SET TASK: Each record below should be output verbatim, without pictures.

___ WORKING DATA ___

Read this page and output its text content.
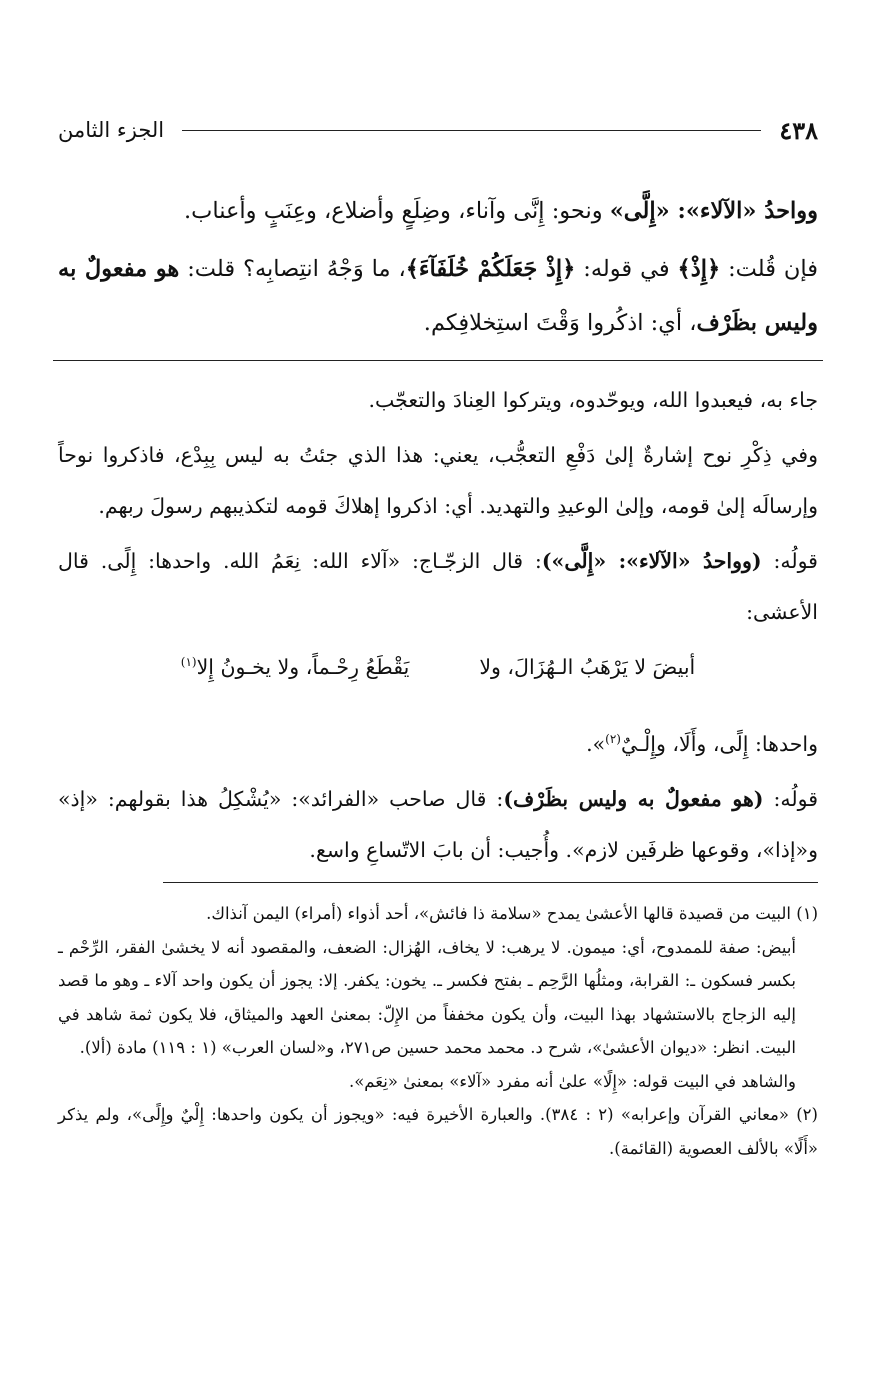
٤٣٨
الجزء الثامن

وواحدُ «الآلاء»: «إِلَّى» ونحو: إِنَّى وآناء، وضِلَعٍ وأضلاع، وعِنَبٍ وأعناب.

فإن قُلت: ﴿إِذْ﴾ في قوله: ﴿إِذْ جَعَلَكُمْ خُلَفَآءَ﴾، ما وَجْهُ انتِصابِه؟ قلت: هو مفعولٌ به وليس بظَرْف، أي: اذكُروا وَقْتَ استِخلافِكم.

جاء به، فيعبدوا الله، ويوحّدوه، ويتركوا العِنادَ والتعجّب.

وفي ذِكْرِ نوح إشارةٌ إلىٰ دَفْعِ التعجُّب، يعني: هذا الذي جئتُ به ليس بِبِدْع، فاذكروا نوحاً وإرسالَه إلىٰ قومه، وإلىٰ الوعيدِ والتهديد. أي: اذكروا إهلاكَ قومه لتكذيبهم رسولَ ربهم.

قولُه: (وواحدُ «الآلاء»: «إِلَّى»): قال الزجّـاج: «آلاء الله: نِعَمُ الله. واحدها: إِلًى. قال الأعشى:

أبيضَ لا يَرْهَبُ الـهُزَالَ، ولا
يَقْطَعُ رِحْـماً، ولا يخـونُ إِلا$^{(١)}$

واحدها: إِلًى، وأَلَا، وإِلْـيٌ$^{(٢)}$».

قولُه: (هو مفعولٌ به وليس بظَرْف): قال صاحب «الفرائد»: «يُشْكِلُ هذا بقولهم: «إذ» و«إذا»، وقوعها ظرفَين لازم». وأُجيب: أن بابَ الاتّساعِ واسع.

(١) البيت من قصيدة قالها الأعشىٰ يمدح «سلامة ذا فائش»، أحد أذواء (أمراء) اليمن آنذاك.

أبيض: صفة للممدوح، أي: ميمون. لا يرهب: لا يخاف، الهُزال: الضعف، والمقصود أنه لا يخشىٰ الفقر، الرِّحْم ـ بكسر فسكون ـ: القرابة، ومثلُها الرَّحِم ـ بفتح فكسر ـ. يخون: يكفر. إلا: يجوز أن يكون واحد آلاء ـ وهو ما قصد إليه الزجاج بالاستشهاد بهذا البيت، وأن يكون مخففاً من الإِلّ: بمعنىٰ العهد والميثاق، فلا يكون ثمة شاهد في البيت. انظر: «ديوان الأعشىٰ»، شرح د. محمد محمد حسين ص٢٧١، و«لسان العرب» (١ : ١١٩) مادة (ألا).

والشاهد في البيت قوله: «إِلًا» علىٰ أنه مفرد «آلاء» بمعنىٰ «نِعَم».

(٢) «معاني القرآن وإعرابه» (٢ : ٣٨٤). والعبارة الأخيرة فيه: «ويجوز أن يكون واحدها: إِلْيٌ وإِلًى»، ولم يذكر «أَلًا» بالألف العصوية (القائمة).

___

RESPONSE FOR THIS EXERCISE:
Read this page and output its text content.
٤٣٨
الجزء الثامن

وواحدُ «الآلاء»: «إِلَّى» ونحو: إِنَّى وآناء، وضِلَعٍ وأضلاع، وعِنَبٍ وأعناب.

فإن قُلت: ﴿إِذْ﴾ في قوله: ﴿إِذْ جَعَلَكُمْ خُلَفَآءَ﴾، ما وَجْهُ انتِصابِه؟ قلت: هو مفعولٌ به وليس بظَرْف، أي: اذكُروا وَقْتَ استِخلافِكم.

جاء به، فيعبدوا الله، ويوحّدوه، ويتركوا العِنادَ والتعجّب.

وفي ذِكْرِ نوح إشارةٌ إلىٰ دَفْعِ التعجُّب، يعني: هذا الذي جئتُ به ليس بِبِدْع، فاذكروا نوحاً وإرسالَه إلىٰ قومه، وإلىٰ الوعيدِ والتهديد. أي: اذكروا إهلاكَ قومه لتكذيبهم رسولَ ربهم.

قولُه: (وواحدُ «الآلاء»: «إِلَّى»): قال الزجّـاج: «آلاء الله: نِعَمُ الله. واحدها: إِلًى. قال الأعشى:

أبيضَ لا يَرْهَبُ الـهُزَالَ، ولا
يَقْطَعُ رِحْـماً، ولا يخـونُ إِلا$^{(١)}$

واحدها: إِلًى، وأَلَا، وإِلْـيٌ$^{(٢)}$».

قولُه: (هو مفعولٌ به وليس بظَرْف): قال صاحب «الفرائد»: «يُشْكِلُ هذا بقولهم: «إذ» و«إذا»، وقوعها ظرفَين لازم». وأُجيب: أن بابَ الاتّساعِ واسع.

(١) البيت من قصيدة قالها الأعشىٰ يمدح «سلامة ذا فائش»، أحد أذواء (أمراء) اليمن آنذاك.

أبيض: صفة للممدوح، أي: ميمون. لا يرهب: لا يخاف، الهُزال: الضعف، والمقصود أنه لا يخشىٰ الفقر، الرِّحْم ـ بكسر فسكون ـ: القرابة، ومثلُها الرَّحِم ـ بفتح فكسر ـ. يخون: يكفر. إلا: يجوز أن يكون واحد آلاء ـ وهو ما قصد إليه الزجاج بالاستشهاد بهذا البيت، وأن يكون مخففاً من الإِلّ: بمعنىٰ العهد والميثاق، فلا يكون ثمة شاهد في البيت. انظر: «ديوان الأعشىٰ»، شرح د. محمد محمد حسين ص٢٧١، و«لسان العرب» (١ : ١١٩) مادة (ألا).

والشاهد في البيت قوله: «إِلًا» علىٰ أنه مفرد «آلاء» بمعنىٰ «نِعَم».

(٢) «معاني القرآن وإعرابه» (٢ : ٣٨٤). والعبارة الأخيرة فيه: «ويجوز أن يكون واحدها: إِلْيٌ وإِلًى»، ولم يذكر «أَلًا» بالألف العصوية (القائمة).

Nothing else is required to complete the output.